* _Required work_: Here are some records; quote them exactly, leaving out the pictures.

*-*-*

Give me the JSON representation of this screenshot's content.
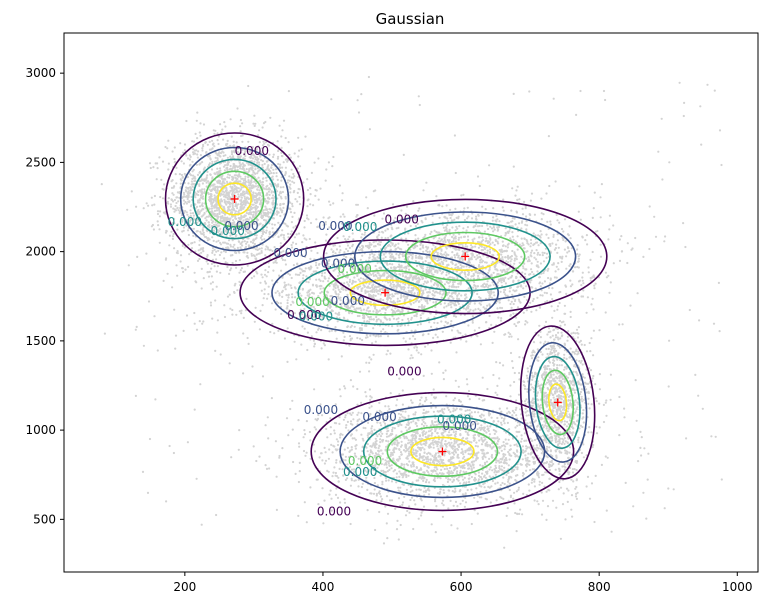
{
  "chart_data": {
    "type": "contour",
    "title": "Gaussian",
    "xlabel": "",
    "ylabel": "",
    "xlim": [
      25,
      1030
    ],
    "ylim": [
      205,
      3225
    ],
    "x_ticks": [
      200,
      400,
      600,
      800,
      1000
    ],
    "y_ticks": [
      500,
      1000,
      1500,
      2000,
      2500,
      3000
    ],
    "grid": false,
    "scatter_color": "#d3d3d3",
    "center_marker_color": "#ff0000",
    "contour_level_label": "0.000",
    "contour_level_colors": [
      "#440154",
      "#3b528b",
      "#21918c",
      "#5ec962",
      "#fde725"
    ],
    "components": [
      {
        "center": [
          272,
          2295
        ],
        "width": 200,
        "height": 740,
        "angle_deg": 0,
        "contour_labels_at": [
          [
            297,
            2562,
            0
          ],
          [
            282,
            2142,
            1
          ],
          [
            200,
            2162,
            2
          ],
          [
            262,
            2114,
            2
          ]
        ]
      },
      {
        "center": [
          490,
          1770
        ],
        "width": 420,
        "height": 590,
        "angle_deg": 0,
        "contour_labels_at": [
          [
            373,
            1643,
            0
          ],
          [
            353,
            1990,
            1
          ],
          [
            436,
            1720,
            1
          ],
          [
            390,
            1635,
            2
          ],
          [
            385,
            1715,
            3
          ]
        ]
      },
      {
        "center": [
          606,
          1973
        ],
        "width": 410,
        "height": 640,
        "angle_deg": 0,
        "contour_labels_at": [
          [
            514,
            2177,
            0
          ],
          [
            418,
            2140,
            1
          ],
          [
            422,
            1930,
            1
          ],
          [
            454,
            2135,
            2
          ],
          [
            446,
            1900,
            3
          ]
        ]
      },
      {
        "center": [
          573,
          880
        ],
        "width": 380,
        "height": 660,
        "angle_deg": 0,
        "contour_labels_at": [
          [
            416,
            540,
            0
          ],
          [
            397,
            1110,
            1
          ],
          [
            482,
            1070,
            1
          ],
          [
            454,
            763,
            2
          ],
          [
            461,
            823,
            3
          ]
        ]
      },
      {
        "center": [
          740,
          1155
        ],
        "width": 105,
        "height": 860,
        "angle_deg": -6,
        "contour_labels_at": [
          [
            518,
            1325,
            0
          ],
          [
            598,
            1020,
            1
          ],
          [
            590,
            1058,
            2
          ]
        ]
      }
    ]
  }
}
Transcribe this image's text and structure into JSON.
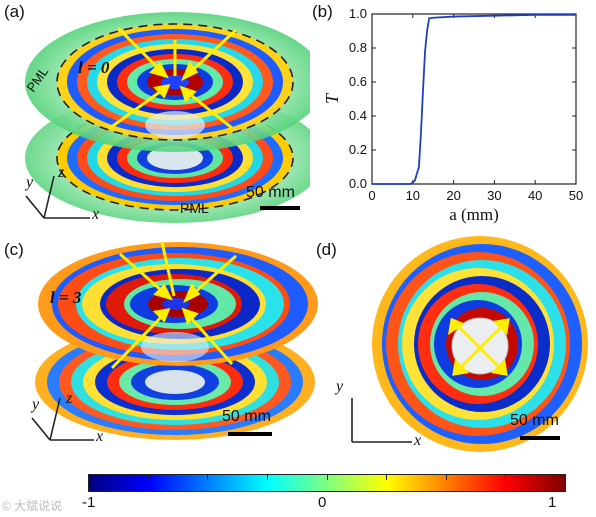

*-*-*

* _Reply_:
Give me the JSON representation of this screenshot's content.
{
  "chart_data": {
    "type": "contour",
    "title": "Gaussian",
    "xlabel": "",
    "ylabel": "",
    "xlim": [
      25,
      1030
    ],
    "ylim": [
      205,
      3225
    ],
    "x_ticks": [
      200,
      400,
      600,
      800,
      1000
    ],
    "y_ticks": [
      500,
      1000,
      1500,
      2000,
      2500,
      3000
    ],
    "grid": false,
    "scatter_color": "#d3d3d3",
    "center_marker_color": "#ff0000",
    "contour_level_label": "0.000",
    "contour_level_colors": [
      "#440154",
      "#3b528b",
      "#21918c",
      "#5ec962",
      "#fde725"
    ],
    "components": [
      {
        "center": [
          272,
          2295
        ],
        "width": 200,
        "height": 740,
        "angle_deg": 0,
        "contour_labels_at": [
          [
            297,
            2562,
            0
          ],
          [
            282,
            2142,
            1
          ],
          [
            200,
            2162,
            2
          ],
          [
            262,
            2114,
            2
          ]
        ]
      },
      {
        "center": [
          490,
          1770
        ],
        "width": 420,
        "height": 590,
        "angle_deg": 0,
        "contour_labels_at": [
          [
            373,
            1643,
            0
          ],
          [
            353,
            1990,
            1
          ],
          [
            436,
            1720,
            1
          ],
          [
            390,
            1635,
            2
          ],
          [
            385,
            1715,
            3
          ]
        ]
      },
      {
        "center": [
          606,
          1973
        ],
        "width": 410,
        "height": 640,
        "angle_deg": 0,
        "contour_labels_at": [
          [
            514,
            2177,
            0
          ],
          [
            418,
            2140,
            1
          ],
          [
            422,
            1930,
            1
          ],
          [
            454,
            2135,
            2
          ],
          [
            446,
            1900,
            3
          ]
        ]
      },
      {
        "center": [
          573,
          880
        ],
        "width": 380,
        "height": 660,
        "angle_deg": 0,
        "contour_labels_at": [
          [
            416,
            540,
            0
          ],
          [
            397,
            1110,
            1
          ],
          [
            482,
            1070,
            1
          ],
          [
            454,
            763,
            2
          ],
          [
            461,
            823,
            3
          ]
        ]
      },
      {
        "center": [
          740,
          1155
        ],
        "width": 105,
        "height": 860,
        "angle_deg": -6,
        "contour_labels_at": [
          [
            518,
            1325,
            0
          ],
          [
            598,
            1020,
            1
          ],
          [
            590,
            1058,
            2
          ]
        ]
      }
    ]
  }
}
Transcribe this image's text and structure into JSON.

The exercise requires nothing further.